■ **What you should do**: Extract every record, keeping each one exactly as it is.

--- START ---

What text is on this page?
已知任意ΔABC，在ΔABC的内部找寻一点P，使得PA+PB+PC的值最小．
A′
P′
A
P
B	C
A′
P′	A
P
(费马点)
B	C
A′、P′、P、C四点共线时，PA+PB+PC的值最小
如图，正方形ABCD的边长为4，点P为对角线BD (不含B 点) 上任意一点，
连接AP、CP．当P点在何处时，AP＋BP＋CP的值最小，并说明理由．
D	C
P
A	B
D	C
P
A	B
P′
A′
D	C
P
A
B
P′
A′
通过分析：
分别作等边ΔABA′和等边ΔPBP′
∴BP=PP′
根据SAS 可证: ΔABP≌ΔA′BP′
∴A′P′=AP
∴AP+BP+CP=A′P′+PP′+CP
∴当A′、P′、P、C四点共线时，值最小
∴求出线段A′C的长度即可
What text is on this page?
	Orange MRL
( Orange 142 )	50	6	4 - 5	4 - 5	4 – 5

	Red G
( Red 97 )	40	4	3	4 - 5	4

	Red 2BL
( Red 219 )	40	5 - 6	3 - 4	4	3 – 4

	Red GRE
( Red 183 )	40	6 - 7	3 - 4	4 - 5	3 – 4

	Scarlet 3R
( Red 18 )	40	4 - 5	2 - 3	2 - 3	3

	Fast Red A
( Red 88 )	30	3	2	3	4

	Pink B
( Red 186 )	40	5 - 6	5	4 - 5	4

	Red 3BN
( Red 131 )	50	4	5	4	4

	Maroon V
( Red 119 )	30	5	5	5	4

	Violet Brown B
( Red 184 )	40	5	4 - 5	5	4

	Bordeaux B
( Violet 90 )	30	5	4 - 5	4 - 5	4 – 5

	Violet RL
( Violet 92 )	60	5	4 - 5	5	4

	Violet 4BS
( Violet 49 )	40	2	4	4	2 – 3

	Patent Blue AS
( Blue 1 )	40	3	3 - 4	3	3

--- END ---

■ **Response below**:
What text is on this page?
已知任意ΔABC，在ΔABC的内部找寻一点P，使得PA+PB+PC的值最小．
A′
P′
A
P
B	C
A′
P′	A
P
(费马点)
B	C
A′、P′、P、C四点共线时，PA+PB+PC的值最小
如图，正方形ABCD的边长为4，点P为对角线BD (不含B 点) 上任意一点，
连接AP、CP．当P点在何处时，AP＋BP＋CP的值最小，并说明理由．
D	C
P
A	B
D	C
P
A	B
P′
A′
D	C
P
A
B
P′
A′
通过分析：
分别作等边ΔABA′和等边ΔPBP′
∴BP=PP′
根据SAS 可证: ΔABP≌ΔA′BP′
∴A′P′=AP
∴AP+BP+CP=A′P′+PP′+CP
∴当A′、P′、P、C四点共线时，值最小
∴求出线段A′C的长度即可
What text is on this page?
	Orange MRL
( Orange 142 )	50	6	4 - 5	4 - 5	4 – 5

	Red G
( Red 97 )	40	4	3	4 - 5	4

	Red 2BL
( Red 219 )	40	5 - 6	3 - 4	4	3 – 4

	Red GRE
( Red 183 )	40	6 - 7	3 - 4	4 - 5	3 – 4

	Scarlet 3R
( Red 18 )	40	4 - 5	2 - 3	2 - 3	3

	Fast Red A
( Red 88 )	30	3	2	3	4

	Pink B
( Red 186 )	40	5 - 6	5	4 - 5	4

	Red 3BN
( Red 131 )	50	4	5	4	4

	Maroon V
( Red 119 )	30	5	5	5	4

	Violet Brown B
( Red 184 )	40	5	4 - 5	5	4

	Bordeaux B
( Violet 90 )	30	5	4 - 5	4 - 5	4 – 5

	Violet RL
( Violet 92 )	60	5	4 - 5	5	4

	Violet 4BS
( Violet 49 )	40	2	4	4	2 – 3

	Patent Blue AS
( Blue 1 )	40	3	3 - 4	3	3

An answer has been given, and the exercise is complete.